A block of data
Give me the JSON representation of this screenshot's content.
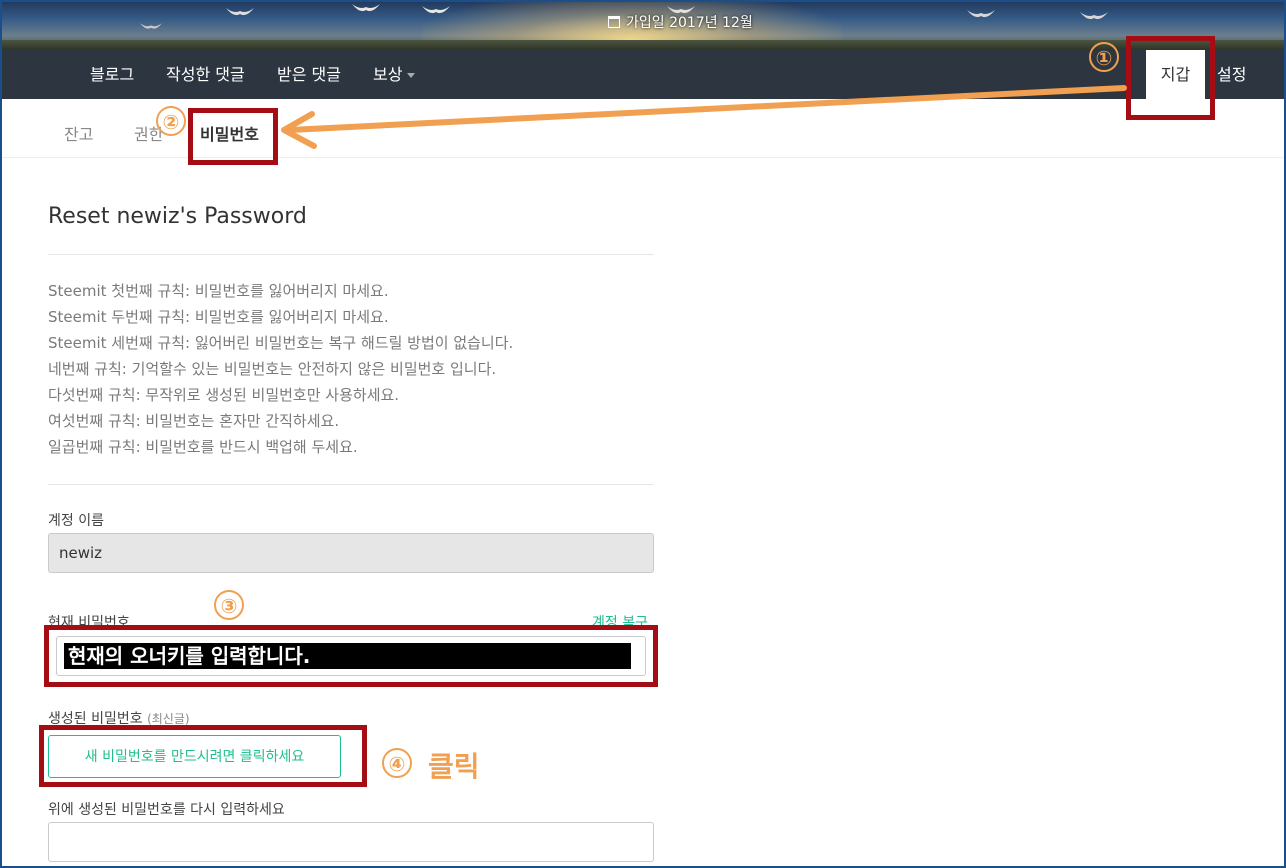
{
  "banner": {
    "joined": "가입일 2017년 12월"
  },
  "nav": {
    "items": [
      {
        "label": "블로그"
      },
      {
        "label": "작성한 댓글"
      },
      {
        "label": "받은 댓글"
      },
      {
        "label": "보상"
      }
    ],
    "wallet": "지갑",
    "settings": "설정"
  },
  "subnav": {
    "items": [
      {
        "label": "잔고"
      },
      {
        "label": "권한"
      },
      {
        "label": "비밀번호"
      }
    ]
  },
  "form": {
    "title": "Reset newiz's Password",
    "rules": [
      "Steemit 첫번째 규칙: 비밀번호를 잃어버리지 마세요.",
      "Steemit 두번째 규칙: 비밀번호를 잃어버리지 마세요.",
      "Steemit 세번째 규칙: 잃어버린 비밀번호는 복구 해드릴 방법이 없습니다.",
      "네번째 규칙: 기억할수 있는 비밀번호는 안전하지 않은 비밀번호 입니다.",
      "다섯번째 규칙: 무작위로 생성된 비밀번호만 사용하세요.",
      "여섯번째 규칙: 비밀번호는 혼자만 간직하세요.",
      "일곱번째 규칙: 비밀번호를 반드시 백업해 두세요."
    ],
    "account_label": "계정 이름",
    "account_value": "newiz",
    "current_pw_label": "현재 비밀번호",
    "recover_link": "계정 복구",
    "generated_label": "생성된 비밀번호",
    "generated_sub": "(최신글)",
    "generate_button": "새 비밀번호를 만드시려면 클릭하세요",
    "reenter_label": "위에 생성된 비밀번호를 다시 입력하세요"
  },
  "annotations": {
    "step1": "①",
    "step2": "②",
    "step3": "③",
    "step4": "④",
    "note": "현재의 오너키를 입력합니다.",
    "click": "클릭",
    "box_color": "#a40d14",
    "arrow_color": "#f0a050"
  }
}
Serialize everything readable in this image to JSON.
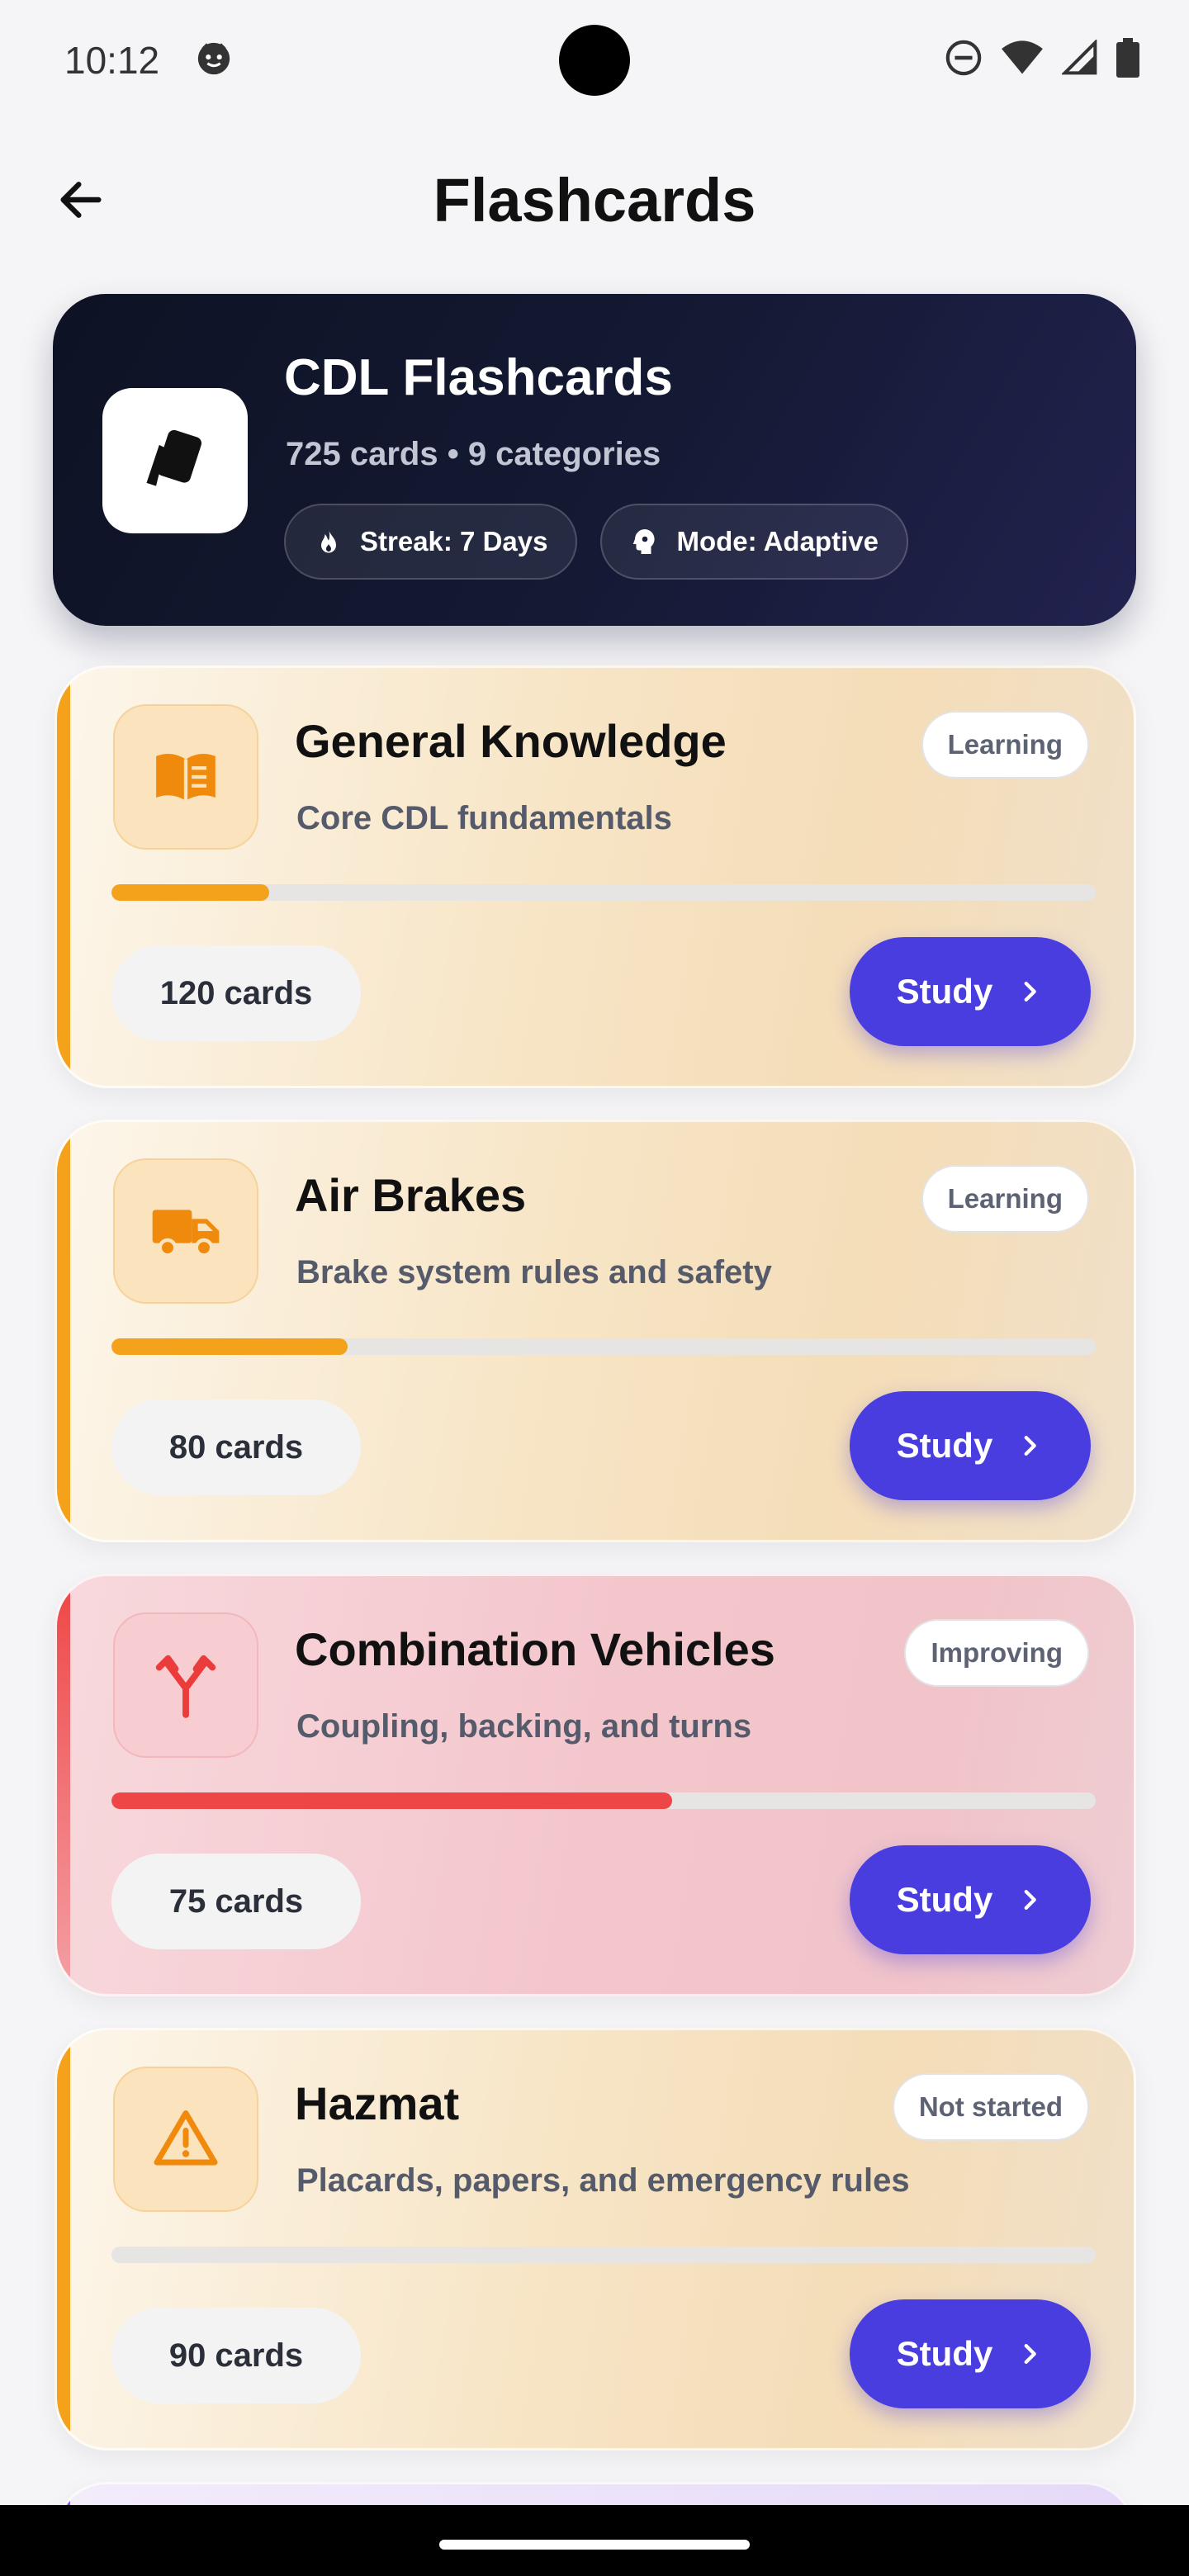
{
  "status_bar": {
    "time": "10:12"
  },
  "app_bar": {
    "title": "Flashcards"
  },
  "hero": {
    "title": "CDL Flashcards",
    "subtitle": "725 cards • 9 categories",
    "chips": [
      {
        "icon": "flame-icon",
        "label": "Streak: 7 Days"
      },
      {
        "icon": "brain-icon",
        "label": "Mode: Adaptive"
      }
    ]
  },
  "categories": [
    {
      "title": "General Knowledge",
      "subtitle": "Core CDL fundamentals",
      "status": "Learning",
      "progress": 0.16,
      "cards": "120 cards",
      "study_label": "Study",
      "icon": "book-icon",
      "accent": "#f4a21c"
    },
    {
      "title": "Air Brakes",
      "subtitle": "Brake system rules and safety",
      "status": "Learning",
      "progress": 0.24,
      "cards": "80 cards",
      "study_label": "Study",
      "icon": "truck-icon",
      "accent": "#f4a21c"
    },
    {
      "title": "Combination Vehicles",
      "subtitle": "Coupling, backing, and turns",
      "status": "Improving",
      "progress": 0.57,
      "cards": "75 cards",
      "study_label": "Study",
      "icon": "merge-arrows-icon",
      "accent": "#ee4646"
    },
    {
      "title": "Hazmat",
      "subtitle": "Placards, papers, and emergency rules",
      "status": "Not started",
      "progress": 0,
      "cards": "90 cards",
      "study_label": "Study",
      "icon": "warning-icon",
      "accent": "#f4a21c"
    }
  ],
  "colors": {
    "primary": "#4a3de0",
    "amber": "#f4a21c",
    "red": "#ee4646",
    "hero_bg": "#0e1224"
  }
}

§ **Task description**
Write the records above out again exactly, with no pictures in your copy.

§ **Reply to the task**
Give me the JSON representation of this screenshot's content.
{
  "banner": {
    "joined": "가입일 2017년 12월"
  },
  "nav": {
    "items": [
      {
        "label": "블로그"
      },
      {
        "label": "작성한 댓글"
      },
      {
        "label": "받은 댓글"
      },
      {
        "label": "보상"
      }
    ],
    "wallet": "지갑",
    "settings": "설정"
  },
  "subnav": {
    "items": [
      {
        "label": "잔고"
      },
      {
        "label": "권한"
      },
      {
        "label": "비밀번호"
      }
    ]
  },
  "form": {
    "title": "Reset newiz's Password",
    "rules": [
      "Steemit 첫번째 규칙: 비밀번호를 잃어버리지 마세요.",
      "Steemit 두번째 규칙: 비밀번호를 잃어버리지 마세요.",
      "Steemit 세번째 규칙: 잃어버린 비밀번호는 복구 해드릴 방법이 없습니다.",
      "네번째 규칙: 기억할수 있는 비밀번호는 안전하지 않은 비밀번호 입니다.",
      "다섯번째 규칙: 무작위로 생성된 비밀번호만 사용하세요.",
      "여섯번째 규칙: 비밀번호는 혼자만 간직하세요.",
      "일곱번째 규칙: 비밀번호를 반드시 백업해 두세요."
    ],
    "account_label": "계정 이름",
    "account_value": "newiz",
    "current_pw_label": "현재 비밀번호",
    "recover_link": "계정 복구",
    "generated_label": "생성된 비밀번호",
    "generated_sub": "(최신글)",
    "generate_button": "새 비밀번호를 만드시려면 클릭하세요",
    "reenter_label": "위에 생성된 비밀번호를 다시 입력하세요"
  },
  "annotations": {
    "step1": "①",
    "step2": "②",
    "step3": "③",
    "step4": "④",
    "note": "현재의 오너키를 입력합니다.",
    "click": "클릭",
    "box_color": "#a40d14",
    "arrow_color": "#f0a050"
  }
}
Serialize everything readable in this image to JSON.
{
  "status_bar": {
    "time": "10:12"
  },
  "app_bar": {
    "title": "Flashcards"
  },
  "hero": {
    "title": "CDL Flashcards",
    "subtitle": "725 cards • 9 categories",
    "chips": [
      {
        "icon": "flame-icon",
        "label": "Streak: 7 Days"
      },
      {
        "icon": "brain-icon",
        "label": "Mode: Adaptive"
      }
    ]
  },
  "categories": [
    {
      "title": "General Knowledge",
      "subtitle": "Core CDL fundamentals",
      "status": "Learning",
      "progress": 0.16,
      "cards": "120 cards",
      "study_label": "Study",
      "icon": "book-icon",
      "accent": "#f4a21c"
    },
    {
      "title": "Air Brakes",
      "subtitle": "Brake system rules and safety",
      "status": "Learning",
      "progress": 0.24,
      "cards": "80 cards",
      "study_label": "Study",
      "icon": "truck-icon",
      "accent": "#f4a21c"
    },
    {
      "title": "Combination Vehicles",
      "subtitle": "Coupling, backing, and turns",
      "status": "Improving",
      "progress": 0.57,
      "cards": "75 cards",
      "study_label": "Study",
      "icon": "merge-arrows-icon",
      "accent": "#ee4646"
    },
    {
      "title": "Hazmat",
      "subtitle": "Placards, papers, and emergency rules",
      "status": "Not started",
      "progress": 0,
      "cards": "90 cards",
      "study_label": "Study",
      "icon": "warning-icon",
      "accent": "#f4a21c"
    }
  ],
  "colors": {
    "primary": "#4a3de0",
    "amber": "#f4a21c",
    "red": "#ee4646",
    "hero_bg": "#0e1224"
  }
}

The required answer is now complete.